--- EXERCISE INPUT ---

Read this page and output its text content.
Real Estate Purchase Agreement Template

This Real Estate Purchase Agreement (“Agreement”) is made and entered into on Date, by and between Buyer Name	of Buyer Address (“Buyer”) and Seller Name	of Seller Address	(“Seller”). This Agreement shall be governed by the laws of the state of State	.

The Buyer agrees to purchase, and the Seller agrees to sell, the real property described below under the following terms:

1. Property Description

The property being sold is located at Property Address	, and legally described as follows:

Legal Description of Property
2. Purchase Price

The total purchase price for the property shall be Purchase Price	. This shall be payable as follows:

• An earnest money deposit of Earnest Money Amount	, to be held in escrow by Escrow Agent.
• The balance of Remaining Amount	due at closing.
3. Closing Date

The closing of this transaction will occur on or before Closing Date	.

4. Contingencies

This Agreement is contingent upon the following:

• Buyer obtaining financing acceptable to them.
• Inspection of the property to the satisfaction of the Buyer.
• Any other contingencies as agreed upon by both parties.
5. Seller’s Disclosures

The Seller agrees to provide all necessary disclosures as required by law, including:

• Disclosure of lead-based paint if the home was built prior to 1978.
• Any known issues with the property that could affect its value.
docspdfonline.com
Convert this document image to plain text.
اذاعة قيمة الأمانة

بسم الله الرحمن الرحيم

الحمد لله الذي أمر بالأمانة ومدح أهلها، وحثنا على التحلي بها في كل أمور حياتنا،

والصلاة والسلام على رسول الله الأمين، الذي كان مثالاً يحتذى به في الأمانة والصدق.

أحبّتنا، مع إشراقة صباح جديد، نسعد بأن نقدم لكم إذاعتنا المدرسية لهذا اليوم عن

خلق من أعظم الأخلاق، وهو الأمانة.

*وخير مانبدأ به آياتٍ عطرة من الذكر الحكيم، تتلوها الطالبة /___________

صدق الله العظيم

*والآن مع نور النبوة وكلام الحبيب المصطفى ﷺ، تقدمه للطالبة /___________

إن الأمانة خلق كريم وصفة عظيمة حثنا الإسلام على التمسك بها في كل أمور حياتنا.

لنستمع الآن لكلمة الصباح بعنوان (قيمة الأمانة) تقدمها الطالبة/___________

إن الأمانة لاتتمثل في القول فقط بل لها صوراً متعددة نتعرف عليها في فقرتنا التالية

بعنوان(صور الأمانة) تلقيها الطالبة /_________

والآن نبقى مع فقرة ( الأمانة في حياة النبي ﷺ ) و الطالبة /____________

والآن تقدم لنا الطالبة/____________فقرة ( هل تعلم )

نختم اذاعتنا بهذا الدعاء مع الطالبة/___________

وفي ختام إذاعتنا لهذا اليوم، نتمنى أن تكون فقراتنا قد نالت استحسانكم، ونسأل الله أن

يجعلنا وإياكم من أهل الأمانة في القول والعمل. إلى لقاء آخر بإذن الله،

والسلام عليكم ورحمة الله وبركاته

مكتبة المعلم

---

Find the string "agrees" in the entries above and return each line that holds it.

The Buyer agrees to purchase, and the Seller agrees to sell, the real property described below under the following terms:
The Seller agrees to provide all necessary disclosures as required by law, including:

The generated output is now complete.